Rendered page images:
◇ ◇ ◇ ◇

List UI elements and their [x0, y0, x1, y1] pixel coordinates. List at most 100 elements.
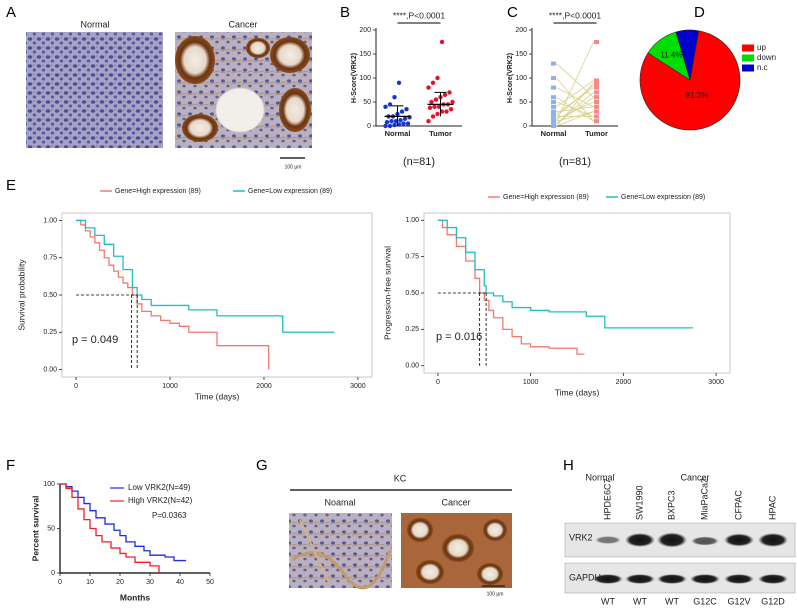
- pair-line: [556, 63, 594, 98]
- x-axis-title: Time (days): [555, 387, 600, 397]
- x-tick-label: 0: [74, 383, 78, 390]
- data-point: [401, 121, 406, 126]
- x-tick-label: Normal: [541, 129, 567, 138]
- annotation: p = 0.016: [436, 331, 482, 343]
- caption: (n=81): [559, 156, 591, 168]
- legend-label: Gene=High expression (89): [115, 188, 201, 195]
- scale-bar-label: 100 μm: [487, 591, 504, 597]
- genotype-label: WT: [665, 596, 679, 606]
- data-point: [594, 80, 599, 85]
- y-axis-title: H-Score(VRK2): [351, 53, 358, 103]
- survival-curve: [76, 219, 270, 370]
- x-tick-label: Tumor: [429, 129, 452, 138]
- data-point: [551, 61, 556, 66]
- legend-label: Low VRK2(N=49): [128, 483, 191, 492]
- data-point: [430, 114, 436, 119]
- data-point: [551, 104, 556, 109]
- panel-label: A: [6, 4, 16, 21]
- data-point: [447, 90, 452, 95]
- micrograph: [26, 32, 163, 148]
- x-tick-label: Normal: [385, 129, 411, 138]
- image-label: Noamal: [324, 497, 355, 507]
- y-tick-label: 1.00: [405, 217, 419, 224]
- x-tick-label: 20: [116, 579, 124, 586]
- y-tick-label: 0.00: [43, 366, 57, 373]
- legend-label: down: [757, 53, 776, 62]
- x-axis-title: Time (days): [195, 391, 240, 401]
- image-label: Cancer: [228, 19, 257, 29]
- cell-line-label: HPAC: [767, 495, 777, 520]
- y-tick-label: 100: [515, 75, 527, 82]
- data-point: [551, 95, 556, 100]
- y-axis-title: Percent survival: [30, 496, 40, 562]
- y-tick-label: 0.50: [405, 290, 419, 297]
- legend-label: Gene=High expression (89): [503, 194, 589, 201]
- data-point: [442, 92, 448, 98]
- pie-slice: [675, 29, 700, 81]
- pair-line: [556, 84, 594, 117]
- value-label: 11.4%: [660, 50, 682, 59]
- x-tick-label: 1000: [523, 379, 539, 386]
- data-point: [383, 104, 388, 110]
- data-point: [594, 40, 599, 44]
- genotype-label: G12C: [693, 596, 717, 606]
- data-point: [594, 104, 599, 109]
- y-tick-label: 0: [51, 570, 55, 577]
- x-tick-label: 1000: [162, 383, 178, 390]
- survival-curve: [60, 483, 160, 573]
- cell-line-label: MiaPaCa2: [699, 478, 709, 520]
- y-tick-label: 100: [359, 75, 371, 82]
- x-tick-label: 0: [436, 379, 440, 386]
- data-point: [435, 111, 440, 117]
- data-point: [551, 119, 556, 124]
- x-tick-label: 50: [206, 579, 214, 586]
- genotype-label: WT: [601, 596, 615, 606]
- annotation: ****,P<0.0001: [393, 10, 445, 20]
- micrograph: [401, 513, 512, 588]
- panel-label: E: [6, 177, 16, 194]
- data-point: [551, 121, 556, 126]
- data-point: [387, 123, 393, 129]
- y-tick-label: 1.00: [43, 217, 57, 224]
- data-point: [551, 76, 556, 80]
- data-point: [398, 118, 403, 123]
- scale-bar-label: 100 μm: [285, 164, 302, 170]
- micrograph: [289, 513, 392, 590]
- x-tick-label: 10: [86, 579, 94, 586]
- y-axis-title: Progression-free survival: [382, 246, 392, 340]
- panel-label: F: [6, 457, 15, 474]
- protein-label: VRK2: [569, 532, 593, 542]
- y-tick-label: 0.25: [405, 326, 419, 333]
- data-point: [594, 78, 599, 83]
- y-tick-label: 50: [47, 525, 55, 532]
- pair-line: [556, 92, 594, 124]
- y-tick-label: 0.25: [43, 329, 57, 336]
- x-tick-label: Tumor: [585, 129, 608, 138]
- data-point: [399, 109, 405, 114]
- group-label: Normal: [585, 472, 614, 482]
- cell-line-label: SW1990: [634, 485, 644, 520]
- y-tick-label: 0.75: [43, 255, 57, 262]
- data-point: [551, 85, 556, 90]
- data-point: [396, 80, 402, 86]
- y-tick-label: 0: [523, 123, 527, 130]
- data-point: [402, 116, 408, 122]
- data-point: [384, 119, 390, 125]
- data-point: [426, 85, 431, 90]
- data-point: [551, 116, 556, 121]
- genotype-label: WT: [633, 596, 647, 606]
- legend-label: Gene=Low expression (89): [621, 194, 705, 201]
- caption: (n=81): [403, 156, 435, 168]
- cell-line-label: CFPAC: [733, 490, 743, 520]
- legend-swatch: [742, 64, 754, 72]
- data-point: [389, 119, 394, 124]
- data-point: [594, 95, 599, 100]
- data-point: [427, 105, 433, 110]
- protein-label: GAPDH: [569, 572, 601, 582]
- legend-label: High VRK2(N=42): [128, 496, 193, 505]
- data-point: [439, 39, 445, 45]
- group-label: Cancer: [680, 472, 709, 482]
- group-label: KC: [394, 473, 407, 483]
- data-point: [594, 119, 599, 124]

◇ ◇ ◇ ◇

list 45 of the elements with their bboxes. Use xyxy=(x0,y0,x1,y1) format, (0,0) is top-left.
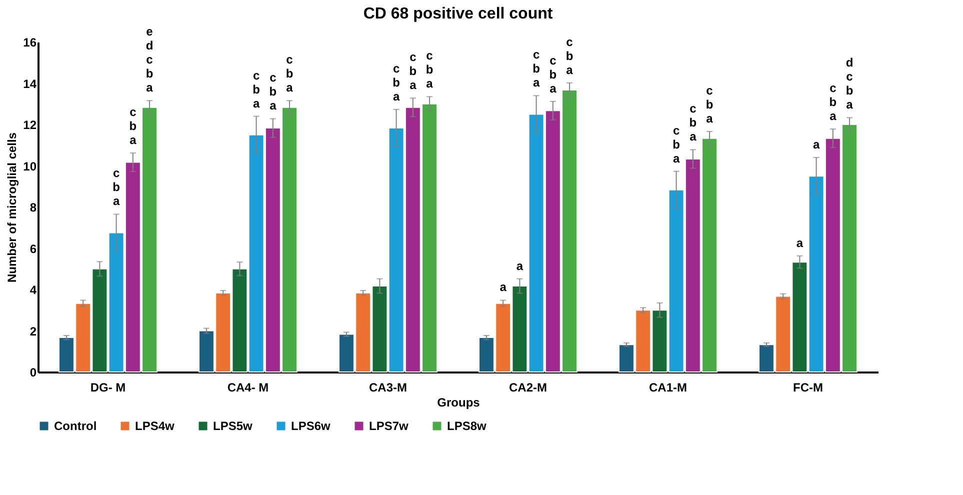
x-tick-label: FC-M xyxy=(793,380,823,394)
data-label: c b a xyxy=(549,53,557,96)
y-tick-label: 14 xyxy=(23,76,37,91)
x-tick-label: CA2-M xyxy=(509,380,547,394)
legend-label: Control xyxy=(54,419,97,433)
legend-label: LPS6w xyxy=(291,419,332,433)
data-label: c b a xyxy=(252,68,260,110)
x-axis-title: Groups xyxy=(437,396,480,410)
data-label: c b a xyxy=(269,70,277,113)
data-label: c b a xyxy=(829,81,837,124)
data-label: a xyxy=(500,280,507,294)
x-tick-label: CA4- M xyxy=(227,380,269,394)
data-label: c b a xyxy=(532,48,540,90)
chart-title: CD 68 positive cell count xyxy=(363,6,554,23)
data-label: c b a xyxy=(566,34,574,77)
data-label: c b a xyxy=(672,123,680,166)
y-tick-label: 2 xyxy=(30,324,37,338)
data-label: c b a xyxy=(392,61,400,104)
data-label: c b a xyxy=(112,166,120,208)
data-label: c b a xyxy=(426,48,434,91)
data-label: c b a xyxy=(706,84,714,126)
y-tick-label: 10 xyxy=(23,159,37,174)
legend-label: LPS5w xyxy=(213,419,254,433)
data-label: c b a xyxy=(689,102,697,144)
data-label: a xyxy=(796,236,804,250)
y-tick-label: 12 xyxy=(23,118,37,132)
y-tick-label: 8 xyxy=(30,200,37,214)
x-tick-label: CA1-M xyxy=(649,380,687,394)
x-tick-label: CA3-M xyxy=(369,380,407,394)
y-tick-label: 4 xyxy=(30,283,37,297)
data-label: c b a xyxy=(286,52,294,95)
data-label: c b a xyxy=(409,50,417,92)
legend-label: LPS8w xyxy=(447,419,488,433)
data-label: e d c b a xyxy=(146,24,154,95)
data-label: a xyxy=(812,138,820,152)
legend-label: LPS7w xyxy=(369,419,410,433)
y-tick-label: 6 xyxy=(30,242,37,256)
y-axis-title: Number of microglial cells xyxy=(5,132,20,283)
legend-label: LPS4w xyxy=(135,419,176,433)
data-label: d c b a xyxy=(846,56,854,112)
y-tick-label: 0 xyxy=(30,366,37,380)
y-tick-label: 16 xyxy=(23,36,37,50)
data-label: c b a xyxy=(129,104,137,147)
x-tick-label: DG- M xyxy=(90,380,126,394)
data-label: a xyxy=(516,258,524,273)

◇ ◇ ◇ ◇

The task –
Check every line above for the string "Cancer" and copy those that have it.

Solution for this exercise –
- image-label: Cancer: [228, 19, 257, 29]
- group-label: Cancer: [680, 472, 709, 482]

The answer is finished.